— Given problem —
Extract the listing below in full, unchanged.

— Exercise input —
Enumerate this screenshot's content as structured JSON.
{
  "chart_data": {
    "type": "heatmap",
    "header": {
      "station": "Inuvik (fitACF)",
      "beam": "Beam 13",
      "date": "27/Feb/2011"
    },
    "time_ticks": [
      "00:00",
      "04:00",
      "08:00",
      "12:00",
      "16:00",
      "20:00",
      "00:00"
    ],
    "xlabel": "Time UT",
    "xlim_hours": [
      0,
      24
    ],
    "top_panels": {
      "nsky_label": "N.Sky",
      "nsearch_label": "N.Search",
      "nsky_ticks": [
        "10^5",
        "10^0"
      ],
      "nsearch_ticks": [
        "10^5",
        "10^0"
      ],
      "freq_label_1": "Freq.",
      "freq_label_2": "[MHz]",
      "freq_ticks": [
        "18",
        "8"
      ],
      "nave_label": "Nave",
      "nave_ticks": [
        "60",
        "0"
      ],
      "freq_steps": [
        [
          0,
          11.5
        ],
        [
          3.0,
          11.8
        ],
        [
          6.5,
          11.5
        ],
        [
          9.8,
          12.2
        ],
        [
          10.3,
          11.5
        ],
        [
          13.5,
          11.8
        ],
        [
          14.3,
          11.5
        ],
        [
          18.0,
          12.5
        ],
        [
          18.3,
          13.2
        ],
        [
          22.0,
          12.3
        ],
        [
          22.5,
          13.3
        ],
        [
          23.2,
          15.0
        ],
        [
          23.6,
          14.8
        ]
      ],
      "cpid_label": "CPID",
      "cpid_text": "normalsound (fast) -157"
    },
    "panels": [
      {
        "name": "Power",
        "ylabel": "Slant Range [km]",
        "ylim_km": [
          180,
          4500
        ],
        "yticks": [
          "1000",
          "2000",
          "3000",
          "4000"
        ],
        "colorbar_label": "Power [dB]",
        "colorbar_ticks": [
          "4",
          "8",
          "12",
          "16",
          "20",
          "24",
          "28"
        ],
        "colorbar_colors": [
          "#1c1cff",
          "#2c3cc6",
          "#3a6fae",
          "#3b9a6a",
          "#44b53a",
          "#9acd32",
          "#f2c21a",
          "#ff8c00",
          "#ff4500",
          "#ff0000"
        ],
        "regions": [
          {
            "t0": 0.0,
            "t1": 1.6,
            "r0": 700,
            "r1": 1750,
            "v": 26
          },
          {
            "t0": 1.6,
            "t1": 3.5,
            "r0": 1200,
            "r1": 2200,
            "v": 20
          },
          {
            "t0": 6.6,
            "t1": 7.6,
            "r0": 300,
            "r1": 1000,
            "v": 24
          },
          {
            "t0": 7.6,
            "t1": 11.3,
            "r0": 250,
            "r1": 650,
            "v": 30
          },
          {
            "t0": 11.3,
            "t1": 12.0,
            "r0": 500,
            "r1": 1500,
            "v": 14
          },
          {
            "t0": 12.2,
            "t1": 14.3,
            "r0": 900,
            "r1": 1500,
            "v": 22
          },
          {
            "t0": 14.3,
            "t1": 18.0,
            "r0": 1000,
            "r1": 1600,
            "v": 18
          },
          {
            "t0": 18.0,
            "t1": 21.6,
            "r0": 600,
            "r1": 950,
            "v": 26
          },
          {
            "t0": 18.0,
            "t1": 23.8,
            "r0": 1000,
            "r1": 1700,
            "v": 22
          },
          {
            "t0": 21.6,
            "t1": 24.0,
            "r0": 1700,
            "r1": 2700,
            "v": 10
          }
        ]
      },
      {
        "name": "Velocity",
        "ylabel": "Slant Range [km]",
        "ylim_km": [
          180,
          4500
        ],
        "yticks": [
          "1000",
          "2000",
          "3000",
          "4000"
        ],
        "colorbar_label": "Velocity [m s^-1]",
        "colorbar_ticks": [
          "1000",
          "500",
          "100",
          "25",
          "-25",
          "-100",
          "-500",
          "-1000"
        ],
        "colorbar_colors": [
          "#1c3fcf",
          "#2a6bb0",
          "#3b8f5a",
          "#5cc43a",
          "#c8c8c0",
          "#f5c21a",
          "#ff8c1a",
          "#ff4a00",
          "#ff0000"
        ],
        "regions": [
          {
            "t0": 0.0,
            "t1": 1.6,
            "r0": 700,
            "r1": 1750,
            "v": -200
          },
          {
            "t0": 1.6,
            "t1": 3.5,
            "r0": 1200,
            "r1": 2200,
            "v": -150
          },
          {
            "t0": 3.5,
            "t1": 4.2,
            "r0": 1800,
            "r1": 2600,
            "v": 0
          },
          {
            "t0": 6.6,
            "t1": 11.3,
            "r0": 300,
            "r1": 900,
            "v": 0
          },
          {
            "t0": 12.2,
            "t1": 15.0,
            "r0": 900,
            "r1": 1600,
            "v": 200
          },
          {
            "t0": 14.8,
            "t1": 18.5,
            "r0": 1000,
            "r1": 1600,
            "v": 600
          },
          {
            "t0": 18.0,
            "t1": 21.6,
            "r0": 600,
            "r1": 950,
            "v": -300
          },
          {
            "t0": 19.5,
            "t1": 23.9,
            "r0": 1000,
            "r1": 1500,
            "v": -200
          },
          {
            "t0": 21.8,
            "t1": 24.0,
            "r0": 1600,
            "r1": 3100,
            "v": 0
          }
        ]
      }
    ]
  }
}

— Final result —
Enumerate this screenshot's content as structured JSON.
{
  "chart_data": {
    "type": "heatmap",
    "header": {
      "station": "Inuvik (fitACF)",
      "beam": "Beam 13",
      "date": "27/Feb/2011"
    },
    "time_ticks": [
      "00:00",
      "04:00",
      "08:00",
      "12:00",
      "16:00",
      "20:00",
      "00:00"
    ],
    "xlabel": "Time UT",
    "xlim_hours": [
      0,
      24
    ],
    "top_panels": {
      "nsky_label": "N.Sky",
      "nsearch_label": "N.Search",
      "nsky_ticks": [
        "10^5",
        "10^0"
      ],
      "nsearch_ticks": [
        "10^5",
        "10^0"
      ],
      "freq_label_1": "Freq.",
      "freq_label_2": "[MHz]",
      "freq_ticks": [
        "18",
        "8"
      ],
      "nave_label": "Nave",
      "nave_ticks": [
        "60",
        "0"
      ],
      "freq_steps": [
        [
          0,
          11.5
        ],
        [
          3.0,
          11.8
        ],
        [
          6.5,
          11.5
        ],
        [
          9.8,
          12.2
        ],
        [
          10.3,
          11.5
        ],
        [
          13.5,
          11.8
        ],
        [
          14.3,
          11.5
        ],
        [
          18.0,
          12.5
        ],
        [
          18.3,
          13.2
        ],
        [
          22.0,
          12.3
        ],
        [
          22.5,
          13.3
        ],
        [
          23.2,
          15.0
        ],
        [
          23.6,
          14.8
        ]
      ],
      "cpid_label": "CPID",
      "cpid_text": "normalsound (fast) -157"
    },
    "panels": [
      {
        "name": "Power",
        "ylabel": "Slant Range [km]",
        "ylim_km": [
          180,
          4500
        ],
        "yticks": [
          "1000",
          "2000",
          "3000",
          "4000"
        ],
        "colorbar_label": "Power [dB]",
        "colorbar_ticks": [
          "4",
          "8",
          "12",
          "16",
          "20",
          "24",
          "28"
        ],
        "colorbar_colors": [
          "#1c1cff",
          "#2c3cc6",
          "#3a6fae",
          "#3b9a6a",
          "#44b53a",
          "#9acd32",
          "#f2c21a",
          "#ff8c00",
          "#ff4500",
          "#ff0000"
        ],
        "regions": [
          {
            "t0": 0.0,
            "t1": 1.6,
            "r0": 700,
            "r1": 1750,
            "v": 26
          },
          {
            "t0": 1.6,
            "t1": 3.5,
            "r0": 1200,
            "r1": 2200,
            "v": 20
          },
          {
            "t0": 6.6,
            "t1": 7.6,
            "r0": 300,
            "r1": 1000,
            "v": 24
          },
          {
            "t0": 7.6,
            "t1": 11.3,
            "r0": 250,
            "r1": 650,
            "v": 30
          },
          {
            "t0": 11.3,
            "t1": 12.0,
            "r0": 500,
            "r1": 1500,
            "v": 14
          },
          {
            "t0": 12.2,
            "t1": 14.3,
            "r0": 900,
            "r1": 1500,
            "v": 22
          },
          {
            "t0": 14.3,
            "t1": 18.0,
            "r0": 1000,
            "r1": 1600,
            "v": 18
          },
          {
            "t0": 18.0,
            "t1": 21.6,
            "r0": 600,
            "r1": 950,
            "v": 26
          },
          {
            "t0": 18.0,
            "t1": 23.8,
            "r0": 1000,
            "r1": 1700,
            "v": 22
          },
          {
            "t0": 21.6,
            "t1": 24.0,
            "r0": 1700,
            "r1": 2700,
            "v": 10
          }
        ]
      },
      {
        "name": "Velocity",
        "ylabel": "Slant Range [km]",
        "ylim_km": [
          180,
          4500
        ],
        "yticks": [
          "1000",
          "2000",
          "3000",
          "4000"
        ],
        "colorbar_label": "Velocity [m s^-1]",
        "colorbar_ticks": [
          "1000",
          "500",
          "100",
          "25",
          "-25",
          "-100",
          "-500",
          "-1000"
        ],
        "colorbar_colors": [
          "#1c3fcf",
          "#2a6bb0",
          "#3b8f5a",
          "#5cc43a",
          "#c8c8c0",
          "#f5c21a",
          "#ff8c1a",
          "#ff4a00",
          "#ff0000"
        ],
        "regions": [
          {
            "t0": 0.0,
            "t1": 1.6,
            "r0": 700,
            "r1": 1750,
            "v": -200
          },
          {
            "t0": 1.6,
            "t1": 3.5,
            "r0": 1200,
            "r1": 2200,
            "v": -150
          },
          {
            "t0": 3.5,
            "t1": 4.2,
            "r0": 1800,
            "r1": 2600,
            "v": 0
          },
          {
            "t0": 6.6,
            "t1": 11.3,
            "r0": 300,
            "r1": 900,
            "v": 0
          },
          {
            "t0": 12.2,
            "t1": 15.0,
            "r0": 900,
            "r1": 1600,
            "v": 200
          },
          {
            "t0": 14.8,
            "t1": 18.5,
            "r0": 1000,
            "r1": 1600,
            "v": 600
          },
          {
            "t0": 18.0,
            "t1": 21.6,
            "r0": 600,
            "r1": 950,
            "v": -300
          },
          {
            "t0": 19.5,
            "t1": 23.9,
            "r0": 1000,
            "r1": 1500,
            "v": -200
          },
          {
            "t0": 21.8,
            "t1": 24.0,
            "r0": 1600,
            "r1": 3100,
            "v": 0
          }
        ]
      }
    ]
  }
}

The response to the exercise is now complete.